Provide only the number of lines in the data below that contain the word "drupaal".

** BEGIN Available data **

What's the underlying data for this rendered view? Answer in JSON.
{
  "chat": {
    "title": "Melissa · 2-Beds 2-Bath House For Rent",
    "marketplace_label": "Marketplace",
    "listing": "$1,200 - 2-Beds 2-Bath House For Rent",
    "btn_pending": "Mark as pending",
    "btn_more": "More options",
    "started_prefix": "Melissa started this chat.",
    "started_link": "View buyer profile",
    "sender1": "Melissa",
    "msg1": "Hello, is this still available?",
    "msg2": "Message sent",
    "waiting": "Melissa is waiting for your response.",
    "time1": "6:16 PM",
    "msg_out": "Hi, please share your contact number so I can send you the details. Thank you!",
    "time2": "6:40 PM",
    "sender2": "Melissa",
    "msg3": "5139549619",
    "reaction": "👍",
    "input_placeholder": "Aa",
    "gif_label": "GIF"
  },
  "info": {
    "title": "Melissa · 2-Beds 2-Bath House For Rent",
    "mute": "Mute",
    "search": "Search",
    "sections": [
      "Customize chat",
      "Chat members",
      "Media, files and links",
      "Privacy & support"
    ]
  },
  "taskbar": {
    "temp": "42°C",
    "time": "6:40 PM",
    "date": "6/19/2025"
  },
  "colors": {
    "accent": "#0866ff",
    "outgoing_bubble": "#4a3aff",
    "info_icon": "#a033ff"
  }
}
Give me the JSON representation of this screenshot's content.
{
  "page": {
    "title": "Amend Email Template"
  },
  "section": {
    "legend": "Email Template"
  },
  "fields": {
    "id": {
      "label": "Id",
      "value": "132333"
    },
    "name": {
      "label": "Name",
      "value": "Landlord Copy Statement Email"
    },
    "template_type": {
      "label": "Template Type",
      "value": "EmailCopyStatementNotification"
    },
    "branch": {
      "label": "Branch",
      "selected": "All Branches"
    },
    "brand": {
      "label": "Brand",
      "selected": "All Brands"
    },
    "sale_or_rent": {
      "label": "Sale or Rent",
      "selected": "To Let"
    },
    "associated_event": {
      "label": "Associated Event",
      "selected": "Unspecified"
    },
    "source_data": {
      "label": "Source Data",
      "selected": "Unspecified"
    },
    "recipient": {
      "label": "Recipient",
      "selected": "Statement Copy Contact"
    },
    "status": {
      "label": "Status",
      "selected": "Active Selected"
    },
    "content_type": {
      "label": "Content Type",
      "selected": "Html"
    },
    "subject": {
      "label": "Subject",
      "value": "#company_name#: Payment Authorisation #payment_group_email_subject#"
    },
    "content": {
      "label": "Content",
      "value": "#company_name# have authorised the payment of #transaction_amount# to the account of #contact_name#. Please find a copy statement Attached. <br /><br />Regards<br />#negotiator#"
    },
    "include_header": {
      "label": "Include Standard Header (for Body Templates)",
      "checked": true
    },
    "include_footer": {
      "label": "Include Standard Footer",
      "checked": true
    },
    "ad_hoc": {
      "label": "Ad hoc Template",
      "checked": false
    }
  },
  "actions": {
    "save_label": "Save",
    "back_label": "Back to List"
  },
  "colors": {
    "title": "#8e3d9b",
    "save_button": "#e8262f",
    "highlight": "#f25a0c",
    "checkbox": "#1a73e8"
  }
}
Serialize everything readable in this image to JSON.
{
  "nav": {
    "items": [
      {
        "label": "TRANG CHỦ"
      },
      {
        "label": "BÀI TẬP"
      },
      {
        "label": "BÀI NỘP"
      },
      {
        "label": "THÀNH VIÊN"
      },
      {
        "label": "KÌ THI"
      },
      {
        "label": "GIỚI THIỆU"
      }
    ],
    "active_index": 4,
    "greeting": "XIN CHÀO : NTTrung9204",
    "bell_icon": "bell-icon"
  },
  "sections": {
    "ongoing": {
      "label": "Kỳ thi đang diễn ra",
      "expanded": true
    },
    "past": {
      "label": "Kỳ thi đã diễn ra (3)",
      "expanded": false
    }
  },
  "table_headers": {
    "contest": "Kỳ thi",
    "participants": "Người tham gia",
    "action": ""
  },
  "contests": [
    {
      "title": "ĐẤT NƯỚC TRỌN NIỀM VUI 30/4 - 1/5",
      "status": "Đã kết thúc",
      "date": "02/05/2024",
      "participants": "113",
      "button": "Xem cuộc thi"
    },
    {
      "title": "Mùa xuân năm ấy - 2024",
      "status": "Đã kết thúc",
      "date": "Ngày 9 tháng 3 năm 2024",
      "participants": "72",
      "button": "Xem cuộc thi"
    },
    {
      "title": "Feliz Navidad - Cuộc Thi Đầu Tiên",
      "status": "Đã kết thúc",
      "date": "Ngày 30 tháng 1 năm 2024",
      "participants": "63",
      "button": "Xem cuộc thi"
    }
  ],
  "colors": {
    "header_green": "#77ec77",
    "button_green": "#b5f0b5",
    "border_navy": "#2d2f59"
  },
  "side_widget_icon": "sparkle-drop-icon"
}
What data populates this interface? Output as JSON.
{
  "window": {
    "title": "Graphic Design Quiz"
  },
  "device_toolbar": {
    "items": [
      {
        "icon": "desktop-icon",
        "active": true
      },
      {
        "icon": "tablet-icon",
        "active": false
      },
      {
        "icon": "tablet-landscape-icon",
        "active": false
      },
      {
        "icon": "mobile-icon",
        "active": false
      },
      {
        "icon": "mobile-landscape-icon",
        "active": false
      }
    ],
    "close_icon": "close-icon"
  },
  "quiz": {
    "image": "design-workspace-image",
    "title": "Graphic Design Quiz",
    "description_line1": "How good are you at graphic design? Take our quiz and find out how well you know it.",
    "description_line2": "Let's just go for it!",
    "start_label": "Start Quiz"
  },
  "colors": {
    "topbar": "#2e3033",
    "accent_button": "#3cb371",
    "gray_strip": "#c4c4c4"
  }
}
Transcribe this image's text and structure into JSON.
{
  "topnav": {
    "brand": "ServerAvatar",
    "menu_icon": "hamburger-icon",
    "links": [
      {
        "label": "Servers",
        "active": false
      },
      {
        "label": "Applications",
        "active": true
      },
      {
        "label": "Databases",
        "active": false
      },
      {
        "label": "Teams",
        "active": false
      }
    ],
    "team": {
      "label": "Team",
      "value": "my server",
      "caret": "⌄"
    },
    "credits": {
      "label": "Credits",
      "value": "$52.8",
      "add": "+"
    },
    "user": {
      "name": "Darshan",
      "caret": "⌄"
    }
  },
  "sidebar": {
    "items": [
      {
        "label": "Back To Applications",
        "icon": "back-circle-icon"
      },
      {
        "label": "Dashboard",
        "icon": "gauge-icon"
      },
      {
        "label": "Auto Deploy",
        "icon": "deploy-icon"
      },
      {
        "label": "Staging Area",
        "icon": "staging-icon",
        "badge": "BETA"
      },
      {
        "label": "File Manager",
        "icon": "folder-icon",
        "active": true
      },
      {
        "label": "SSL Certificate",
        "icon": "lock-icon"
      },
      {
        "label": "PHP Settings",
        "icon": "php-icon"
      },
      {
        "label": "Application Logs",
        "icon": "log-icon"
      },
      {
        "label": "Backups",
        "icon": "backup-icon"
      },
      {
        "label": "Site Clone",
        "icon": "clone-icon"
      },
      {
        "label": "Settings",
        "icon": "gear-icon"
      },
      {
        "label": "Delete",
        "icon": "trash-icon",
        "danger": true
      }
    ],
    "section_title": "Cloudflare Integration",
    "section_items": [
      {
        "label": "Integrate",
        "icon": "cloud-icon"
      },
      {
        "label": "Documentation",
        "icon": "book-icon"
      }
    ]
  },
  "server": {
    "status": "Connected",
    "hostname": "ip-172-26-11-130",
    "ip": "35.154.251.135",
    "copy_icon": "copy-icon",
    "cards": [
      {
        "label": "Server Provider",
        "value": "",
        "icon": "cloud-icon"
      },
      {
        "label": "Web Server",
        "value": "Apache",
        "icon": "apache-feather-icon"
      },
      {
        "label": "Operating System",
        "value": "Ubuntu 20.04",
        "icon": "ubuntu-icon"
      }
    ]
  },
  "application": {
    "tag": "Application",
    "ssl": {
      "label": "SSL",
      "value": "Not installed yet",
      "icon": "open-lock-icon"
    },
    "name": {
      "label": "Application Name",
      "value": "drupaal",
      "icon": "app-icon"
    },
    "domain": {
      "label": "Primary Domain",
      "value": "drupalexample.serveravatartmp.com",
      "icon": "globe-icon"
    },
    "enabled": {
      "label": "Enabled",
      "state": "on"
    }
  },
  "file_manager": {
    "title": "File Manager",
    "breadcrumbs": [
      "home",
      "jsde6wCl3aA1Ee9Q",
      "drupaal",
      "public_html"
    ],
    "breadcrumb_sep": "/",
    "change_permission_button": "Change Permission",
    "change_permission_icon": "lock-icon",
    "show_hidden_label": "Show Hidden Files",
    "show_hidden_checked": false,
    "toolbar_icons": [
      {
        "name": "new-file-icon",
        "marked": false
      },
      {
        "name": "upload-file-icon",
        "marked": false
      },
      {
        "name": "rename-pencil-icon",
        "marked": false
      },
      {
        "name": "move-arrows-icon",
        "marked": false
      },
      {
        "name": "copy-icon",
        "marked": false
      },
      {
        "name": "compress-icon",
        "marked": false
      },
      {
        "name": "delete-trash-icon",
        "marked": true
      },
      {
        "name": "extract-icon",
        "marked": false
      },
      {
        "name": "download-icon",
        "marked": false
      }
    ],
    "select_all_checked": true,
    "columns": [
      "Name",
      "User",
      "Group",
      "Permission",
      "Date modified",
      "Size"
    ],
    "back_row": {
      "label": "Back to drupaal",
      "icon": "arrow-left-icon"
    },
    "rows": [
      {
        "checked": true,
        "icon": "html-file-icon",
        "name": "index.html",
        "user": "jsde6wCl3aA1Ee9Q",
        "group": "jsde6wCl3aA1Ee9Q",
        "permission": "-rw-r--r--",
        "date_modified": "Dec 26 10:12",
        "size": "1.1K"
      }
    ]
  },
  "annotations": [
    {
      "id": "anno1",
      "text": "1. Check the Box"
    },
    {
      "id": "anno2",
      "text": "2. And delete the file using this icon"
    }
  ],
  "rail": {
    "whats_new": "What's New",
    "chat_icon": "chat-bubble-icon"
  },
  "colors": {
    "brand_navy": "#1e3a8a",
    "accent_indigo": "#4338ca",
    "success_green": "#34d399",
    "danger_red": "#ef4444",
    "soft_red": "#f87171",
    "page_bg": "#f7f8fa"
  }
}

** END Available data **

### Expected answer
3